# [PROBLEM]
Repeat all entries exactly.

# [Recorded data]
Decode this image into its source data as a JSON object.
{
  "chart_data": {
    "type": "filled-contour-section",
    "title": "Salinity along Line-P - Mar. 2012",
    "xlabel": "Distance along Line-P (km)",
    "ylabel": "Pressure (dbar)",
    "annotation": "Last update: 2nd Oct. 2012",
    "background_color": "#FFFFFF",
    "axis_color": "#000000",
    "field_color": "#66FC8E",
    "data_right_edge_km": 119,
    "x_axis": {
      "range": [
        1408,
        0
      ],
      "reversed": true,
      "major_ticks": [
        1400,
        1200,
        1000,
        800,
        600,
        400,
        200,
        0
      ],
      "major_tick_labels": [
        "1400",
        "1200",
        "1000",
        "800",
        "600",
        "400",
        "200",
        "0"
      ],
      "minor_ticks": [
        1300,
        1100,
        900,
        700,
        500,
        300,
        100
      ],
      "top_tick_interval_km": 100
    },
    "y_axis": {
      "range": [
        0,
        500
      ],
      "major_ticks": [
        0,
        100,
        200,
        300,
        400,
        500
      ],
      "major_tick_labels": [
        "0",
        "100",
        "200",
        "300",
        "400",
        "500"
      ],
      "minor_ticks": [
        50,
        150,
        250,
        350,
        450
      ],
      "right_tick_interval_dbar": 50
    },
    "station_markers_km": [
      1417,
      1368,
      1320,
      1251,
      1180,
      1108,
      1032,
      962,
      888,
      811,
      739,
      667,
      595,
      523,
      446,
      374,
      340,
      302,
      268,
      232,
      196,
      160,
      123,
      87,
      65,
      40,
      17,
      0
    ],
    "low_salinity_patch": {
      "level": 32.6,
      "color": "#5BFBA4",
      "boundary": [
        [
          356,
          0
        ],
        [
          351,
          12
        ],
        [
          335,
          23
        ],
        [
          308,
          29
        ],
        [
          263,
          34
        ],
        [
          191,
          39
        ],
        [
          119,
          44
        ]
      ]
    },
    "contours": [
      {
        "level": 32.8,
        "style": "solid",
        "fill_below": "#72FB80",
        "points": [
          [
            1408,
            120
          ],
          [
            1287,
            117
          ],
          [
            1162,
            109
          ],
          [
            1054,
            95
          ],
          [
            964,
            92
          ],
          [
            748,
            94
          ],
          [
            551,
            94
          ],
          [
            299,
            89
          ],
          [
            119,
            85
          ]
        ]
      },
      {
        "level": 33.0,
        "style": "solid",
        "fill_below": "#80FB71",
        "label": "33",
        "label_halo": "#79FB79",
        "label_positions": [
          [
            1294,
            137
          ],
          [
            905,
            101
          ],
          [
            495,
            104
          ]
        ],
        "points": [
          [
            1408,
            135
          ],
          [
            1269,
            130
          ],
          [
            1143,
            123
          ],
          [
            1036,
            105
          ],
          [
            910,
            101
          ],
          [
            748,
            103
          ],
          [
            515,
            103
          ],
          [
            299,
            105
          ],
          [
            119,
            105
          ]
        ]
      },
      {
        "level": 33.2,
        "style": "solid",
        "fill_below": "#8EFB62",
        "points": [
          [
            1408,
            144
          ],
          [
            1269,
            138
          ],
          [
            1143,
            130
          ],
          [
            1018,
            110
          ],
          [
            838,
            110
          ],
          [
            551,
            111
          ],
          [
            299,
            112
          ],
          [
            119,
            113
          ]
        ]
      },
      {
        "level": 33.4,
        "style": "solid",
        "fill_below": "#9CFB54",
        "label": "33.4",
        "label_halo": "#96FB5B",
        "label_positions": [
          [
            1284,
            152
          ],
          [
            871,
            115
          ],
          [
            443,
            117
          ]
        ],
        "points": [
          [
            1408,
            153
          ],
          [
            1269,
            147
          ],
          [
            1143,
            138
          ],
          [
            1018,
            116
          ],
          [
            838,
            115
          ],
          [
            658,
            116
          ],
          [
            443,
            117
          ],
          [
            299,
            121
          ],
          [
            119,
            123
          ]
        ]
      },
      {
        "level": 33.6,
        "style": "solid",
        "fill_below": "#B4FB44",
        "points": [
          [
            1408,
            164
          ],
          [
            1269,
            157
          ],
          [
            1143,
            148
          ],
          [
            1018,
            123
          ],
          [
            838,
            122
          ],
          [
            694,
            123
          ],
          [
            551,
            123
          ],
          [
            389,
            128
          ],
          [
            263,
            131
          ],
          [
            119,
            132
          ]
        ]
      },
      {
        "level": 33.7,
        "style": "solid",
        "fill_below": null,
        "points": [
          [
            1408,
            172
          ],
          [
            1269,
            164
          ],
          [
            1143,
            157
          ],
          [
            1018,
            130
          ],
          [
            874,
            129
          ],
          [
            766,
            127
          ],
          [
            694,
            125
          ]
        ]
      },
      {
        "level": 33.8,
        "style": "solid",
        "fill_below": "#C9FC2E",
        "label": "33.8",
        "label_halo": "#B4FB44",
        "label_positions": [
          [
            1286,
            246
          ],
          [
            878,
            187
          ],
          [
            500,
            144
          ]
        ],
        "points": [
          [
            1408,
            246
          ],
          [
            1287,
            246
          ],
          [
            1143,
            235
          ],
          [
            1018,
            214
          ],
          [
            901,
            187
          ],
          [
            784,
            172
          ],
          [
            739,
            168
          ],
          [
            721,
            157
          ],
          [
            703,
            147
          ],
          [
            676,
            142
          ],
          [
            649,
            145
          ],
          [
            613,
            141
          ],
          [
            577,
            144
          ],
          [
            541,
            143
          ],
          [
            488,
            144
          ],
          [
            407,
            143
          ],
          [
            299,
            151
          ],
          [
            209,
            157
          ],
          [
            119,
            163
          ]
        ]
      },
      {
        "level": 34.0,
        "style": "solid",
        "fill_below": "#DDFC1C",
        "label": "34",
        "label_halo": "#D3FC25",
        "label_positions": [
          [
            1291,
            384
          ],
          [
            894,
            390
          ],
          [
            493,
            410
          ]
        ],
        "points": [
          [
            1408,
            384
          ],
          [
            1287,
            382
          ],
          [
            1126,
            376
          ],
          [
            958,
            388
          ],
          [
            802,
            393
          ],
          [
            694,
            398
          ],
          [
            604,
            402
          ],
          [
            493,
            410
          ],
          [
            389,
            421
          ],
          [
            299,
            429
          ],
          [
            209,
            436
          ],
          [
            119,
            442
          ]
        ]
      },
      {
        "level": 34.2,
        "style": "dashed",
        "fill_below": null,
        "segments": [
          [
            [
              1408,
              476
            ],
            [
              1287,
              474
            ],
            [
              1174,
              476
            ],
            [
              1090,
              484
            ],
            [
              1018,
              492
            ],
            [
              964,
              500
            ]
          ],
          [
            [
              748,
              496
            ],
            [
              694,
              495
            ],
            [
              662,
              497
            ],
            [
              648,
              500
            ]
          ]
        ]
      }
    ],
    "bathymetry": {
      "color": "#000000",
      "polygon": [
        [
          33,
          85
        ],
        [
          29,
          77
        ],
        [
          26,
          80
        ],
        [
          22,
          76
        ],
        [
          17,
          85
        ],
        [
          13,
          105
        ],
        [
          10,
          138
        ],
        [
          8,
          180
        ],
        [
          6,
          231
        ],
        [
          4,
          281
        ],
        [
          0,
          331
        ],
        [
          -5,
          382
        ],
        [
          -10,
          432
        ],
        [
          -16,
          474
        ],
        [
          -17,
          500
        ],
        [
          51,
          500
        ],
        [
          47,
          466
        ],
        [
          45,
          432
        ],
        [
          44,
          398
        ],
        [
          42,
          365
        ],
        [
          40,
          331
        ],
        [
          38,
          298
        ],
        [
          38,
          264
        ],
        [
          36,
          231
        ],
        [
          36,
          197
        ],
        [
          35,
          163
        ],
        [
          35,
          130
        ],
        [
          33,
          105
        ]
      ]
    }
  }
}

# [ANSWER TO THE PROBLEM]
Decode this image into its source data as a JSON object.
{
  "chart_data": {
    "type": "filled-contour-section",
    "title": "Salinity along Line-P - Mar. 2012",
    "xlabel": "Distance along Line-P (km)",
    "ylabel": "Pressure (dbar)",
    "annotation": "Last update: 2nd Oct. 2012",
    "background_color": "#FFFFFF",
    "axis_color": "#000000",
    "field_color": "#66FC8E",
    "data_right_edge_km": 119,
    "x_axis": {
      "range": [
        1408,
        0
      ],
      "reversed": true,
      "major_ticks": [
        1400,
        1200,
        1000,
        800,
        600,
        400,
        200,
        0
      ],
      "major_tick_labels": [
        "1400",
        "1200",
        "1000",
        "800",
        "600",
        "400",
        "200",
        "0"
      ],
      "minor_ticks": [
        1300,
        1100,
        900,
        700,
        500,
        300,
        100
      ],
      "top_tick_interval_km": 100
    },
    "y_axis": {
      "range": [
        0,
        500
      ],
      "major_ticks": [
        0,
        100,
        200,
        300,
        400,
        500
      ],
      "major_tick_labels": [
        "0",
        "100",
        "200",
        "300",
        "400",
        "500"
      ],
      "minor_ticks": [
        50,
        150,
        250,
        350,
        450
      ],
      "right_tick_interval_dbar": 50
    },
    "station_markers_km": [
      1417,
      1368,
      1320,
      1251,
      1180,
      1108,
      1032,
      962,
      888,
      811,
      739,
      667,
      595,
      523,
      446,
      374,
      340,
      302,
      268,
      232,
      196,
      160,
      123,
      87,
      65,
      40,
      17,
      0
    ],
    "low_salinity_patch": {
      "level": 32.6,
      "color": "#5BFBA4",
      "boundary": [
        [
          356,
          0
        ],
        [
          351,
          12
        ],
        [
          335,
          23
        ],
        [
          308,
          29
        ],
        [
          263,
          34
        ],
        [
          191,
          39
        ],
        [
          119,
          44
        ]
      ]
    },
    "contours": [
      {
        "level": 32.8,
        "style": "solid",
        "fill_below": "#72FB80",
        "points": [
          [
            1408,
            120
          ],
          [
            1287,
            117
          ],
          [
            1162,
            109
          ],
          [
            1054,
            95
          ],
          [
            964,
            92
          ],
          [
            748,
            94
          ],
          [
            551,
            94
          ],
          [
            299,
            89
          ],
          [
            119,
            85
          ]
        ]
      },
      {
        "level": 33.0,
        "style": "solid",
        "fill_below": "#80FB71",
        "label": "33",
        "label_halo": "#79FB79",
        "label_positions": [
          [
            1294,
            137
          ],
          [
            905,
            101
          ],
          [
            495,
            104
          ]
        ],
        "points": [
          [
            1408,
            135
          ],
          [
            1269,
            130
          ],
          [
            1143,
            123
          ],
          [
            1036,
            105
          ],
          [
            910,
            101
          ],
          [
            748,
            103
          ],
          [
            515,
            103
          ],
          [
            299,
            105
          ],
          [
            119,
            105
          ]
        ]
      },
      {
        "level": 33.2,
        "style": "solid",
        "fill_below": "#8EFB62",
        "points": [
          [
            1408,
            144
          ],
          [
            1269,
            138
          ],
          [
            1143,
            130
          ],
          [
            1018,
            110
          ],
          [
            838,
            110
          ],
          [
            551,
            111
          ],
          [
            299,
            112
          ],
          [
            119,
            113
          ]
        ]
      },
      {
        "level": 33.4,
        "style": "solid",
        "fill_below": "#9CFB54",
        "label": "33.4",
        "label_halo": "#96FB5B",
        "label_positions": [
          [
            1284,
            152
          ],
          [
            871,
            115
          ],
          [
            443,
            117
          ]
        ],
        "points": [
          [
            1408,
            153
          ],
          [
            1269,
            147
          ],
          [
            1143,
            138
          ],
          [
            1018,
            116
          ],
          [
            838,
            115
          ],
          [
            658,
            116
          ],
          [
            443,
            117
          ],
          [
            299,
            121
          ],
          [
            119,
            123
          ]
        ]
      },
      {
        "level": 33.6,
        "style": "solid",
        "fill_below": "#B4FB44",
        "points": [
          [
            1408,
            164
          ],
          [
            1269,
            157
          ],
          [
            1143,
            148
          ],
          [
            1018,
            123
          ],
          [
            838,
            122
          ],
          [
            694,
            123
          ],
          [
            551,
            123
          ],
          [
            389,
            128
          ],
          [
            263,
            131
          ],
          [
            119,
            132
          ]
        ]
      },
      {
        "level": 33.7,
        "style": "solid",
        "fill_below": null,
        "points": [
          [
            1408,
            172
          ],
          [
            1269,
            164
          ],
          [
            1143,
            157
          ],
          [
            1018,
            130
          ],
          [
            874,
            129
          ],
          [
            766,
            127
          ],
          [
            694,
            125
          ]
        ]
      },
      {
        "level": 33.8,
        "style": "solid",
        "fill_below": "#C9FC2E",
        "label": "33.8",
        "label_halo": "#B4FB44",
        "label_positions": [
          [
            1286,
            246
          ],
          [
            878,
            187
          ],
          [
            500,
            144
          ]
        ],
        "points": [
          [
            1408,
            246
          ],
          [
            1287,
            246
          ],
          [
            1143,
            235
          ],
          [
            1018,
            214
          ],
          [
            901,
            187
          ],
          [
            784,
            172
          ],
          [
            739,
            168
          ],
          [
            721,
            157
          ],
          [
            703,
            147
          ],
          [
            676,
            142
          ],
          [
            649,
            145
          ],
          [
            613,
            141
          ],
          [
            577,
            144
          ],
          [
            541,
            143
          ],
          [
            488,
            144
          ],
          [
            407,
            143
          ],
          [
            299,
            151
          ],
          [
            209,
            157
          ],
          [
            119,
            163
          ]
        ]
      },
      {
        "level": 34.0,
        "style": "solid",
        "fill_below": "#DDFC1C",
        "label": "34",
        "label_halo": "#D3FC25",
        "label_positions": [
          [
            1291,
            384
          ],
          [
            894,
            390
          ],
          [
            493,
            410
          ]
        ],
        "points": [
          [
            1408,
            384
          ],
          [
            1287,
            382
          ],
          [
            1126,
            376
          ],
          [
            958,
            388
          ],
          [
            802,
            393
          ],
          [
            694,
            398
          ],
          [
            604,
            402
          ],
          [
            493,
            410
          ],
          [
            389,
            421
          ],
          [
            299,
            429
          ],
          [
            209,
            436
          ],
          [
            119,
            442
          ]
        ]
      },
      {
        "level": 34.2,
        "style": "dashed",
        "fill_below": null,
        "segments": [
          [
            [
              1408,
              476
            ],
            [
              1287,
              474
            ],
            [
              1174,
              476
            ],
            [
              1090,
              484
            ],
            [
              1018,
              492
            ],
            [
              964,
              500
            ]
          ],
          [
            [
              748,
              496
            ],
            [
              694,
              495
            ],
            [
              662,
              497
            ],
            [
              648,
              500
            ]
          ]
        ]
      }
    ],
    "bathymetry": {
      "color": "#000000",
      "polygon": [
        [
          33,
          85
        ],
        [
          29,
          77
        ],
        [
          26,
          80
        ],
        [
          22,
          76
        ],
        [
          17,
          85
        ],
        [
          13,
          105
        ],
        [
          10,
          138
        ],
        [
          8,
          180
        ],
        [
          6,
          231
        ],
        [
          4,
          281
        ],
        [
          0,
          331
        ],
        [
          -5,
          382
        ],
        [
          -10,
          432
        ],
        [
          -16,
          474
        ],
        [
          -17,
          500
        ],
        [
          51,
          500
        ],
        [
          47,
          466
        ],
        [
          45,
          432
        ],
        [
          44,
          398
        ],
        [
          42,
          365
        ],
        [
          40,
          331
        ],
        [
          38,
          298
        ],
        [
          38,
          264
        ],
        [
          36,
          231
        ],
        [
          36,
          197
        ],
        [
          35,
          163
        ],
        [
          35,
          130
        ],
        [
          33,
          105
        ]
      ]
    }
  }
}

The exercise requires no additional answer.